[START OF MATERIAL FOR THIS TASK]

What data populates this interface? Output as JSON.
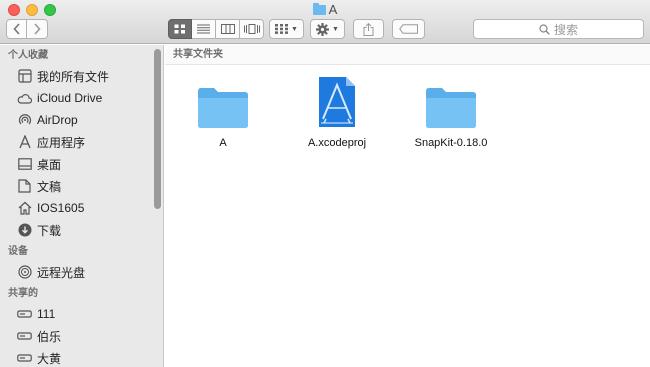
{
  "window": {
    "title": "A"
  },
  "toolbar": {
    "search_placeholder": "搜索"
  },
  "sidebar": {
    "sections": [
      {
        "title": "个人收藏",
        "items": [
          {
            "label": "我的所有文件",
            "icon": "all-files-icon"
          },
          {
            "label": "iCloud Drive",
            "icon": "cloud-icon"
          },
          {
            "label": "AirDrop",
            "icon": "airdrop-icon"
          },
          {
            "label": "应用程序",
            "icon": "applications-icon"
          },
          {
            "label": "桌面",
            "icon": "desktop-icon"
          },
          {
            "label": "文稿",
            "icon": "documents-icon"
          },
          {
            "label": "IOS1605",
            "icon": "home-icon"
          },
          {
            "label": "下载",
            "icon": "downloads-icon"
          }
        ]
      },
      {
        "title": "设备",
        "items": [
          {
            "label": "远程光盘",
            "icon": "remote-disc-icon"
          }
        ]
      },
      {
        "title": "共享的",
        "items": [
          {
            "label": "111",
            "icon": "network-host-icon"
          },
          {
            "label": "伯乐",
            "icon": "network-host-icon"
          },
          {
            "label": "大黄",
            "icon": "network-host-icon"
          }
        ]
      }
    ]
  },
  "main": {
    "header": "共享文件夹",
    "files": [
      {
        "name": "A",
        "icon": "folder-icon"
      },
      {
        "name": "A.xcodeproj",
        "icon": "xcodeproj-icon"
      },
      {
        "name": "SnapKit-0.18.0",
        "icon": "folder-icon"
      }
    ]
  },
  "colors": {
    "folder": "#6bb9f0",
    "xcode": "#1f7ae0",
    "sidebar_bg": "#e9e9e9"
  }
}
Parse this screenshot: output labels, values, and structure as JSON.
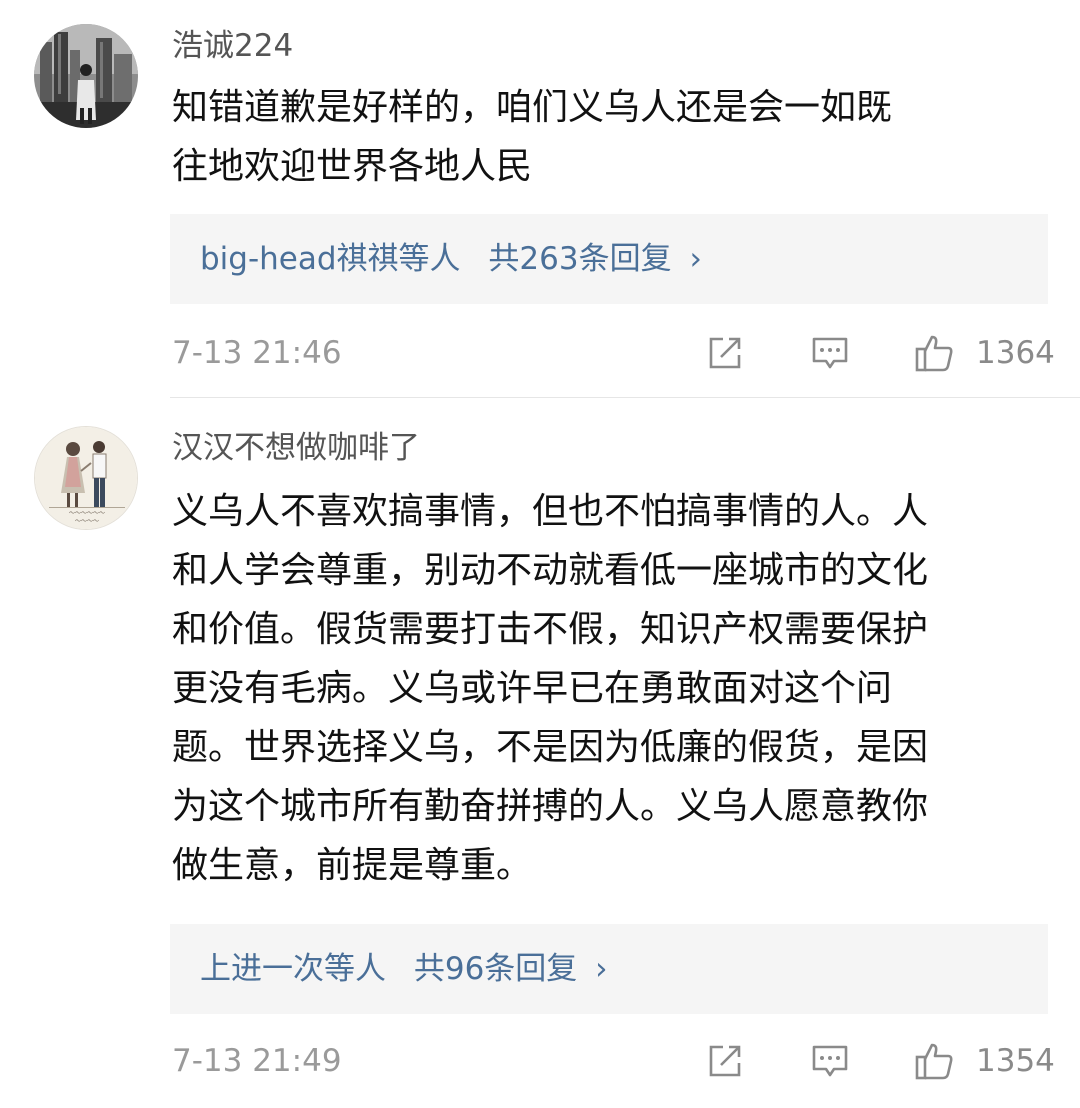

[END OF MATERIAL FOR THIS TASK]

Collect the lines of the data that carry the word "JSON".

» **THE RESULT**
What data populates this interface? Output as JSON.
Parse this screenshot: output labels, values, and structure as JSON.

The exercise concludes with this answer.